*GOAL OF THE EXERCISE*. Collect each line of the entries that holds the string "metalion".

*RECORDS TO USE*.
_ _ _

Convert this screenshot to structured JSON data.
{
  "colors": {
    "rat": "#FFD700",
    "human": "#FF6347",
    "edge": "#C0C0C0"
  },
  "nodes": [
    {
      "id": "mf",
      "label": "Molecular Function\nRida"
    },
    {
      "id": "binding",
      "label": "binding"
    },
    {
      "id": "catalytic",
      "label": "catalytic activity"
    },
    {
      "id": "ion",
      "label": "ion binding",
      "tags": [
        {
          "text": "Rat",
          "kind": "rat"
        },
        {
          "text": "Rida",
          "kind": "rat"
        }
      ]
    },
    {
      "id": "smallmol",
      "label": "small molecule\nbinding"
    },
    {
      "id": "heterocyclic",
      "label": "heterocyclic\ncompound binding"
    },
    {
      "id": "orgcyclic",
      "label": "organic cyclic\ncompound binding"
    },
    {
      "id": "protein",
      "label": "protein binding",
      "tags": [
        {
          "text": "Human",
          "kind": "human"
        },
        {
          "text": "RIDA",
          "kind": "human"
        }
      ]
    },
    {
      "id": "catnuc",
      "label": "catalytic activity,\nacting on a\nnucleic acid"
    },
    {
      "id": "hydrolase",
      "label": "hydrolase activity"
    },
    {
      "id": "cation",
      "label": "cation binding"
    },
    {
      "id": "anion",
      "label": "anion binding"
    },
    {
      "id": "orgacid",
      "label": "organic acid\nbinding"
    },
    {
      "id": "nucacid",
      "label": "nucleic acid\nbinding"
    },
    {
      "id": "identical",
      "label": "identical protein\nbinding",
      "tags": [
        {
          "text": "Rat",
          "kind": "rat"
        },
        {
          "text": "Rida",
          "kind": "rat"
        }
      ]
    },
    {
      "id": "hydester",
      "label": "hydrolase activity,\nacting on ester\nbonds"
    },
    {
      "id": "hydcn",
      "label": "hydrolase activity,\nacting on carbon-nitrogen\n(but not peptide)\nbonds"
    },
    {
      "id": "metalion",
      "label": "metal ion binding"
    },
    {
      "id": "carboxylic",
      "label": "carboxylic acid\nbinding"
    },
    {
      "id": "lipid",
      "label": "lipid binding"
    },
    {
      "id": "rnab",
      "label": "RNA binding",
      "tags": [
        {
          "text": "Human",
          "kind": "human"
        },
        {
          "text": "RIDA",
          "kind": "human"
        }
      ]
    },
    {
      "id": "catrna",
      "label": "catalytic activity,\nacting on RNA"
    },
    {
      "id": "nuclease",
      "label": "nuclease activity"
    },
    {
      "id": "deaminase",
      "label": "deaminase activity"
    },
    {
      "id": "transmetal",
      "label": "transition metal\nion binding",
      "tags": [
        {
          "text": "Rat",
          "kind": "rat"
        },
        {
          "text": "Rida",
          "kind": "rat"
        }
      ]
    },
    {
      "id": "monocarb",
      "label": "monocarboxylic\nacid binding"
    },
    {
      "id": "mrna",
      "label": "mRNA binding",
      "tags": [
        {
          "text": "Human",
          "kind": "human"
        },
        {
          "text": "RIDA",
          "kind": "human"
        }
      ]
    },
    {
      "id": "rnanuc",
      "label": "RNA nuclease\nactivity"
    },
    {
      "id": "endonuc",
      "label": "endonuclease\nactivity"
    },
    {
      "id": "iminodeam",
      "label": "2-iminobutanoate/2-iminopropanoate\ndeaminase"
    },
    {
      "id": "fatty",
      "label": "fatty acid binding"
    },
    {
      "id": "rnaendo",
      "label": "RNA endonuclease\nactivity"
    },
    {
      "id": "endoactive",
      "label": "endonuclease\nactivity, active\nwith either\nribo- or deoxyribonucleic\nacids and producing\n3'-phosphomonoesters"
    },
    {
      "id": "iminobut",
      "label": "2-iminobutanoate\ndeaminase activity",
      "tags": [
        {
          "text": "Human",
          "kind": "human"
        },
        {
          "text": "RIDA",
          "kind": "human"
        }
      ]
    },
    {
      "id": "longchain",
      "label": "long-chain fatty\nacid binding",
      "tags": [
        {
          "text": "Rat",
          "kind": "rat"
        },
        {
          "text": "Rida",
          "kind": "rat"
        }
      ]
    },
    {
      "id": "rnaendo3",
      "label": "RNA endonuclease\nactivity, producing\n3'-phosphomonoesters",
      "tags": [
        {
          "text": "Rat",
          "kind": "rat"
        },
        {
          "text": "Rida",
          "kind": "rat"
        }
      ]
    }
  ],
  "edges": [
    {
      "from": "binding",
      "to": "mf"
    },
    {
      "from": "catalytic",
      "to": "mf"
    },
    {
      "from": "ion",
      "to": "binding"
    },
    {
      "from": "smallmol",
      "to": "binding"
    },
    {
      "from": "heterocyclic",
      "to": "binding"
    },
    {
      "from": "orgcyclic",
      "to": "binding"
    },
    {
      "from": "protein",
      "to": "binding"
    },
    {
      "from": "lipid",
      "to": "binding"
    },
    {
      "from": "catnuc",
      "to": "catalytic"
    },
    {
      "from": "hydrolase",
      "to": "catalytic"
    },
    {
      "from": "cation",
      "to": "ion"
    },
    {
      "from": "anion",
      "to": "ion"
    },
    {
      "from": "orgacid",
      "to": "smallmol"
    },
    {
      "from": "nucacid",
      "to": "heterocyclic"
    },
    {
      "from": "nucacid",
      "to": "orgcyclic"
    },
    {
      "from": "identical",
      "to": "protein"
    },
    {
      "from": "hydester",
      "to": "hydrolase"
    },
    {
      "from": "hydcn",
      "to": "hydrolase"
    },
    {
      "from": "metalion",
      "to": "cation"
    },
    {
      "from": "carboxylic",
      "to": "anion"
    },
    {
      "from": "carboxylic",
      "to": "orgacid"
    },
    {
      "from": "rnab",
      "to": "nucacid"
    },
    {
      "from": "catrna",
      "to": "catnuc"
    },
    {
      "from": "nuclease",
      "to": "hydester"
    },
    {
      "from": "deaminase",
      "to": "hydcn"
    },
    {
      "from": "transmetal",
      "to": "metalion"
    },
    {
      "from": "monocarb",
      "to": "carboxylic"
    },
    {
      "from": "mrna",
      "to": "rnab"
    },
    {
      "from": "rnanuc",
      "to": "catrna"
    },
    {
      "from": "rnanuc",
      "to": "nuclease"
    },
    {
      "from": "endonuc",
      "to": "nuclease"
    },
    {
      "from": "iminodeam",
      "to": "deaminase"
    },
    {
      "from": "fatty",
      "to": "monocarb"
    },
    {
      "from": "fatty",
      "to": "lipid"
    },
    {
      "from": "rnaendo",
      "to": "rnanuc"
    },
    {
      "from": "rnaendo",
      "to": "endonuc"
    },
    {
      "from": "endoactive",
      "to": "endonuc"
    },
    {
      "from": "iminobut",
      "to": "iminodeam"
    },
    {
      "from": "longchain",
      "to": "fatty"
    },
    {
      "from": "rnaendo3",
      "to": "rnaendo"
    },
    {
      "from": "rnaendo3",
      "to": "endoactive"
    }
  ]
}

_ _ _

*COMPLETED TASK*.
      "id": "metalion",
      "from": "metalion",
      "to": "metalion"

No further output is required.